PASSAGE TO READ -
— start —
Question

If \( A+2B = \begin{bmatrix} 1 & 2 & 0 \\ 6 & -3 & 3 \\ -5 & 3 & 1 \end{bmatrix} \) and \( 2A-B = \begin{bmatrix} 2 & -1 & 5 \\ 2 & -1 & 6 \\0 & 1 & 2 \end{bmatrix} \), then \( \text{tr}(A) - \text{tr}(B) = \)

• A. 1
• B. 2
• C. 3
• D. 4

Hint:

Using the linearity of the trace operator avoids the need to solve for the full matrices \( A \) and \( B \) element by element.

Answer 1

The Correct Option is B

Step 1: Understanding the Concept:

The trace of a matrix, denoted as \( \text{tr}(X) \), is the sum of its diagonal elements. The trace is a linear operator, meaning \( \text{tr}(A + B) = \text{tr}(A) + \text{tr}(B) \) and \( \text{tr}(kA) = k \cdot \text{tr}(A) \).
Step 2: Detailed Explanation:

Let \( t_A = \text{tr}(A) \) and \( t_B = \text{tr}(B) \). From the first equation: \[ \text{tr}(A + 2B) = \text{tr}\begin{bmatrix} 1 & 2 & 0
6 & -3 & 3
-5 & 3 & 1 \end{bmatrix} \] \[ t_A + 2t_B = 1 + (-3) + 1 = -1 \quad \dots (1) \] From the second equation: \[ \text{tr}(2A - B) = \text{tr}\begin{bmatrix} 2 & -1 & 5
2 & -1 & 6
0 & 1 & 2 \end{bmatrix} \] \[ 2t_A - t_B = 2 + (-1) + 2 = 3 \quad \dots (2) \] Now we solve the system of linear equations for \( t_A \) and \( t_B \): From (2), \( t_B = 2t_A - 3 \). Substitute this into (1): \[ t_A + 2(2t_A - 3) = -1 \] \[ t_A + 4t_A - 6 = -1 \] \[ 5t_A = 5 \implies t_A = 1 \] Now find \( t_B \): \[ t_B = 2(1) - 3 = -1 \] We need the value of \( \text{tr}(A) - \text{tr}(B) \): \[ t_A - t_B = 1 - (-1) = 2 \]
Step 4: Final Answer:

The value is 2.
— end —
RECORD EXTRACTS -
— start —
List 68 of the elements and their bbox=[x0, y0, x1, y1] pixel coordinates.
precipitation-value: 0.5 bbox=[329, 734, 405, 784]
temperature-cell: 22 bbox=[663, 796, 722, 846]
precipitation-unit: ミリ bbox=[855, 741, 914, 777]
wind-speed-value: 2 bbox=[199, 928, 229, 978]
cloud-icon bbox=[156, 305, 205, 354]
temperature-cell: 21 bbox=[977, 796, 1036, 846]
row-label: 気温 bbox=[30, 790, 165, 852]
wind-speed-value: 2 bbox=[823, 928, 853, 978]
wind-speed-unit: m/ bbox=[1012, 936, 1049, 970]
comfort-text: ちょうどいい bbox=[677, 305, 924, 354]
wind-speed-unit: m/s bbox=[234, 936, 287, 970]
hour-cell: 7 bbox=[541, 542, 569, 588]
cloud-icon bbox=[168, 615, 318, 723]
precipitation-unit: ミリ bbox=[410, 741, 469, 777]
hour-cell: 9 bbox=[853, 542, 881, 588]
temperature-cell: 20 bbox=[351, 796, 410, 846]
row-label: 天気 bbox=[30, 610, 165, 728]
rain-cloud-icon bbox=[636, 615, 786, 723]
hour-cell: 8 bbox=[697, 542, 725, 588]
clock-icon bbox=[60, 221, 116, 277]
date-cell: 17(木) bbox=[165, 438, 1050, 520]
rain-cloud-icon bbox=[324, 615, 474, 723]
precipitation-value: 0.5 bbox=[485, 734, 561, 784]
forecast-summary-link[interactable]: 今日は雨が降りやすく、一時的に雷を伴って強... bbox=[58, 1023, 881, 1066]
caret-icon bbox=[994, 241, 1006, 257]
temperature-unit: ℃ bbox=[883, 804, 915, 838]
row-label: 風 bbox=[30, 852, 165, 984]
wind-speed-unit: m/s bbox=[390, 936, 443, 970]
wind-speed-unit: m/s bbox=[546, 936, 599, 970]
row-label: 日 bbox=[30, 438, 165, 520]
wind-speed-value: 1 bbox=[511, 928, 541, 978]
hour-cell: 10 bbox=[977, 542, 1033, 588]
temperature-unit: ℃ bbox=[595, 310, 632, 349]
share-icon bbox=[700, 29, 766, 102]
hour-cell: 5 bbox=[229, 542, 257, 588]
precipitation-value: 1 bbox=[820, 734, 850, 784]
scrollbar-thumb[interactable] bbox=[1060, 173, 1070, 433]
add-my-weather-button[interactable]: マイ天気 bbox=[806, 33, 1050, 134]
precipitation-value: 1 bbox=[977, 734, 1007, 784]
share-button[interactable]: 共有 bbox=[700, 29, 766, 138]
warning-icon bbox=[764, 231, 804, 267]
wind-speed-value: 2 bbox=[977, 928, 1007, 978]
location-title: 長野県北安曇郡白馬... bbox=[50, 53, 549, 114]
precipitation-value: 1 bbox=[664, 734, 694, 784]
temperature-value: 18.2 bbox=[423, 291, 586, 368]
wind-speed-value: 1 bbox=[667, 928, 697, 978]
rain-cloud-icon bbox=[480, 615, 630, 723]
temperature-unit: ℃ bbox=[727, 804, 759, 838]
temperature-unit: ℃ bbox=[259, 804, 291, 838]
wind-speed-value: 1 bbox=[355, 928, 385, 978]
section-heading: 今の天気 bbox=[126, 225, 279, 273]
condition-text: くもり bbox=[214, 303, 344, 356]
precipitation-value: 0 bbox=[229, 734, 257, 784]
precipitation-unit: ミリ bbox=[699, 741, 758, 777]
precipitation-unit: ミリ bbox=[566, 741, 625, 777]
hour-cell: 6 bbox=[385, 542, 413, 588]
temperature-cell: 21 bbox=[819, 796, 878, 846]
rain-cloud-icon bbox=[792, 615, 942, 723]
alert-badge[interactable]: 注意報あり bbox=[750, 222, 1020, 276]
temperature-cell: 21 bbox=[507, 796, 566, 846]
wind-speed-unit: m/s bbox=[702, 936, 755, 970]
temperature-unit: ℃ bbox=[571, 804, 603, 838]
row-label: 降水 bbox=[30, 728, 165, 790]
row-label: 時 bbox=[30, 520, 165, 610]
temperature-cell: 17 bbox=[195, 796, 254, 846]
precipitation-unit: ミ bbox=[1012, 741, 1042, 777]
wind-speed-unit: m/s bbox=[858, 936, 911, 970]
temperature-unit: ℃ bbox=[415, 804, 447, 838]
— end —
CHALLENGES -
1: Reproduce everything in the matrix trace problem from "Step 2: Detailed" down to "value is 2.".
2: Render everything from the first line of the records down to the line containing "temperature-value: 18.2 bbox=[423, 291, 586, 368]", that line included, as a JSON list of strings with one string per line and blank lines left out.

RESPONSES IN ORDER -
1:
Step 2: Detailed Explanation:

Let \( t_A = \text{tr}(A) \) and \( t_B = \text{tr}(B) \). From the first equation: \[ \text{tr}(A + 2B) = \text{tr}\begin{bmatrix} 1 & 2 & 0
6 & -3 & 3
-5 & 3 & 1 \end{bmatrix} \] \[ t_A + 2t_B = 1 + (-3) + 1 = -1 \quad \dots (1) \] From the second equation: \[ \text{tr}(2A - B) = \text{tr}\begin{bmatrix} 2 & -1 & 5
2 & -1 & 6
0 & 1 & 2 \end{bmatrix} \] \[ 2t_A - t_B = 2 + (-1) + 2 = 3 \quad \dots (2) \] Now we solve the system of linear equations for \( t_A \) and \( t_B \): From (2), \( t_B = 2t_A - 3 \). Substitute this into (1): \[ t_A + 2(2t_A - 3) = -1 \] \[ t_A + 4t_A - 6 = -1 \] \[ 5t_A = 5 \implies t_A = 1 \] Now find \( t_B \): \[ t_B = 2(1) - 3 = -1 \] We need the value of \( \text{tr}(A) - \text{tr}(B) \): \[ t_A - t_B = 1 - (-1) = 2 \]
Step 4: Final Answer:

The value is 2.

2:
[
  "List 68 of the elements and their bbox=[x0, y0, x1, y1] pixel coordinates.",
  "precipitation-value: 0.5 bbox=[329, 734, 405, 784]",
  "temperature-cell: 22 bbox=[663, 796, 722, 846]",
  "precipitation-unit: ミリ bbox=[855, 741, 914, 777]",
  "wind-speed-value: 2 bbox=[199, 928, 229, 978]",
  "cloud-icon bbox=[156, 305, 205, 354]",
  "temperature-cell: 21 bbox=[977, 796, 1036, 846]",
  "row-label: 気温 bbox=[30, 790, 165, 852]",
  "wind-speed-value: 2 bbox=[823, 928, 853, 978]",
  "wind-speed-unit: m/ bbox=[1012, 936, 1049, 970]",
  "comfort-text: ちょうどいい bbox=[677, 305, 924, 354]",
  "wind-speed-unit: m/s bbox=[234, 936, 287, 970]",
  "hour-cell: 7 bbox=[541, 542, 569, 588]",
  "cloud-icon bbox=[168, 615, 318, 723]",
  "precipitation-unit: ミリ bbox=[410, 741, 469, 777]",
  "hour-cell: 9 bbox=[853, 542, 881, 588]",
  "temperature-cell: 20 bbox=[351, 796, 410, 846]",
  "row-label: 天気 bbox=[30, 610, 165, 728]",
  "rain-cloud-icon bbox=[636, 615, 786, 723]",
  "hour-cell: 8 bbox=[697, 542, 725, 588]",
  "clock-icon bbox=[60, 221, 116, 277]",
  "date-cell: 17(木) bbox=[165, 438, 1050, 520]",
  "rain-cloud-icon bbox=[324, 615, 474, 723]",
  "precipitation-value: 0.5 bbox=[485, 734, 561, 784]",
  "forecast-summary-link[interactable]: 今日は雨が降りやすく、一時的に雷を伴って強... bbox=[58, 1023, 881, 1066]",
  "caret-icon bbox=[994, 241, 1006, 257]",
  "temperature-unit: ℃ bbox=[883, 804, 915, 838]",
  "row-label: 風 bbox=[30, 852, 165, 984]",
  "wind-speed-unit: m/s bbox=[390, 936, 443, 970]",
  "wind-speed-unit: m/s bbox=[546, 936, 599, 970]",
  "row-label: 日 bbox=[30, 438, 165, 520]",
  "wind-speed-value: 1 bbox=[511, 928, 541, 978]",
  "hour-cell: 10 bbox=[977, 542, 1033, 588]",
  "temperature-unit: ℃ bbox=[595, 310, 632, 349]",
  "share-icon bbox=[700, 29, 766, 102]",
  "hour-cell: 5 bbox=[229, 542, 257, 588]",
  "precipitation-value: 1 bbox=[820, 734, 850, 784]",
  "scrollbar-thumb[interactable] bbox=[1060, 173, 1070, 433]",
  "add-my-weather-button[interactable]: マイ天気 bbox=[806, 33, 1050, 134]",
  "precipitation-value: 1 bbox=[977, 734, 1007, 784]",
  "share-button[interactable]: 共有 bbox=[700, 29, 766, 138]",
  "warning-icon bbox=[764, 231, 804, 267]",
  "wind-speed-value: 2 bbox=[977, 928, 1007, 978]",
  "location-title: 長野県北安曇郡白馬... bbox=[50, 53, 549, 114]",
  "precipitation-value: 1 bbox=[664, 734, 694, 784]",
  "temperature-value: 18.2 bbox=[423, 291, 586, 368]"
]